Could you edit the records below so that each "chevron-down-icon" becomes "dropdown-arrow-icon", with everything else left as is and the pictures omitted?

Supplied records:
————————
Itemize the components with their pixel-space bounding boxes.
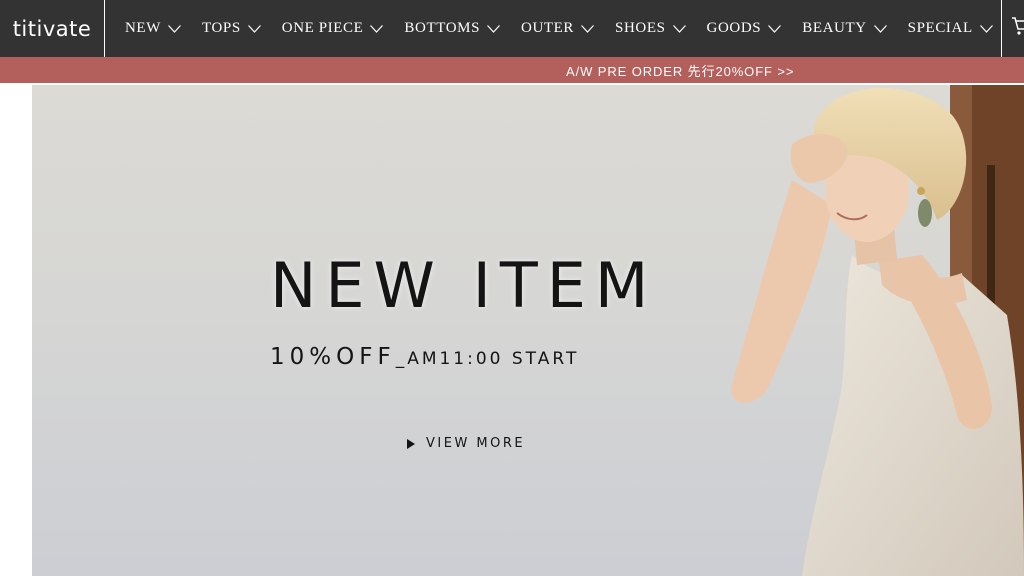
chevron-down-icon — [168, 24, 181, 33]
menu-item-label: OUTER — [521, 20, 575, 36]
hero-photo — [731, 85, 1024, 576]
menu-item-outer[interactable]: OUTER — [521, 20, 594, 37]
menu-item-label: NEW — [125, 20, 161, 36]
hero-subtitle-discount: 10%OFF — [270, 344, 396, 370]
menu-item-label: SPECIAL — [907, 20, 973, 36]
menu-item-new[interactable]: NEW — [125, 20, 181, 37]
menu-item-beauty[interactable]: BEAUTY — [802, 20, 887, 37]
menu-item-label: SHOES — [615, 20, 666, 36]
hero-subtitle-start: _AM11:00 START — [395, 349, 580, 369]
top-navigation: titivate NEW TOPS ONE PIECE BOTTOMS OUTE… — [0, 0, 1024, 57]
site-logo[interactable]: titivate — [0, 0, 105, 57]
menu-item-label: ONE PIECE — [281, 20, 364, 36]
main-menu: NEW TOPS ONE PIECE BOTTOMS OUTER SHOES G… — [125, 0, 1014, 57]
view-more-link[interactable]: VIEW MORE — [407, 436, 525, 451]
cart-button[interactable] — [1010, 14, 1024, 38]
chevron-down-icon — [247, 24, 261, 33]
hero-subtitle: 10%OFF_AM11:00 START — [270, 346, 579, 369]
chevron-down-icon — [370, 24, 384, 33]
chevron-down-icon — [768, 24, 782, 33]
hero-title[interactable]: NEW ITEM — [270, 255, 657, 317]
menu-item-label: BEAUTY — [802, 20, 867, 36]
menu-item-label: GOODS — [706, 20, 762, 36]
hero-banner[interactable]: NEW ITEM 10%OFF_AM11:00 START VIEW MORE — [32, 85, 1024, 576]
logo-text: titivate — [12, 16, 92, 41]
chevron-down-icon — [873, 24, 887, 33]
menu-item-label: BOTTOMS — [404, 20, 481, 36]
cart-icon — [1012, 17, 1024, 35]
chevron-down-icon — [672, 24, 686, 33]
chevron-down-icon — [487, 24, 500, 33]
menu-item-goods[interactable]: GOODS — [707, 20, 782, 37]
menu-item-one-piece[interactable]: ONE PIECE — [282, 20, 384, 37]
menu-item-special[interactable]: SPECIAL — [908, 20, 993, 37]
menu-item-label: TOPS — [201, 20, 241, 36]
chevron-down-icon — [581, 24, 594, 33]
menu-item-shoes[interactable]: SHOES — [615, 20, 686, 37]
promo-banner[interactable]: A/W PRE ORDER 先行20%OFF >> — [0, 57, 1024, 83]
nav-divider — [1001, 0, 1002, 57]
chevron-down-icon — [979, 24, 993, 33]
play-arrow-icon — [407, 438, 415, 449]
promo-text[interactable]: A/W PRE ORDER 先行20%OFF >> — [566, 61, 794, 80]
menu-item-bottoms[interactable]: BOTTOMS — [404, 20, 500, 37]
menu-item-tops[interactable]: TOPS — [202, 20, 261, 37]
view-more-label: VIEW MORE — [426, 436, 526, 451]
————————
Exercise solution:
Itemize the components with their pixel-space bounding boxes.
dropdown-arrow-icon — [168, 24, 181, 33]
menu-item-label: OUTER — [521, 20, 575, 36]
hero-photo — [731, 85, 1024, 576]
menu-item-outer[interactable]: OUTER — [521, 20, 594, 37]
menu-item-label: NEW — [125, 20, 161, 36]
hero-subtitle-discount: 10%OFF — [270, 344, 396, 370]
menu-item-label: SPECIAL — [907, 20, 973, 36]
menu-item-new[interactable]: NEW — [125, 20, 181, 37]
menu-item-beauty[interactable]: BEAUTY — [802, 20, 887, 37]
menu-item-label: SHOES — [615, 20, 666, 36]
hero-subtitle-start: _AM11:00 START — [395, 349, 580, 369]
top-navigation: titivate NEW TOPS ONE PIECE BOTTOMS OUTE… — [0, 0, 1024, 57]
site-logo[interactable]: titivate — [0, 0, 105, 57]
menu-item-label: ONE PIECE — [281, 20, 364, 36]
main-menu: NEW TOPS ONE PIECE BOTTOMS OUTER SHOES G… — [125, 0, 1014, 57]
view-more-link[interactable]: VIEW MORE — [407, 436, 525, 451]
cart-button[interactable] — [1010, 14, 1024, 38]
dropdown-arrow-icon — [247, 24, 261, 33]
hero-subtitle: 10%OFF_AM11:00 START — [270, 346, 579, 369]
dropdown-arrow-icon — [370, 24, 384, 33]
dropdown-arrow-icon — [768, 24, 782, 33]
hero-title[interactable]: NEW ITEM — [270, 255, 657, 317]
menu-item-label: BEAUTY — [802, 20, 867, 36]
menu-item-label: GOODS — [706, 20, 762, 36]
hero-banner[interactable]: NEW ITEM 10%OFF_AM11:00 START VIEW MORE — [32, 85, 1024, 576]
logo-text: titivate — [12, 16, 92, 41]
dropdown-arrow-icon — [873, 24, 887, 33]
menu-item-label: BOTTOMS — [404, 20, 481, 36]
cart-icon — [1012, 17, 1024, 35]
dropdown-arrow-icon — [672, 24, 686, 33]
dropdown-arrow-icon — [487, 24, 500, 33]
menu-item-goods[interactable]: GOODS — [707, 20, 782, 37]
menu-item-one-piece[interactable]: ONE PIECE — [282, 20, 384, 37]
menu-item-special[interactable]: SPECIAL — [908, 20, 993, 37]
menu-item-label: TOPS — [201, 20, 241, 36]
dropdown-arrow-icon — [581, 24, 594, 33]
menu-item-shoes[interactable]: SHOES — [615, 20, 686, 37]
promo-banner[interactable]: A/W PRE ORDER 先行20%OFF >> — [0, 57, 1024, 83]
nav-divider — [1001, 0, 1002, 57]
dropdown-arrow-icon — [979, 24, 993, 33]
play-arrow-icon — [407, 438, 415, 449]
promo-text[interactable]: A/W PRE ORDER 先行20%OFF >> — [566, 61, 794, 80]
menu-item-bottoms[interactable]: BOTTOMS — [404, 20, 500, 37]
menu-item-tops[interactable]: TOPS — [202, 20, 261, 37]
view-more-label: VIEW MORE — [426, 436, 526, 451]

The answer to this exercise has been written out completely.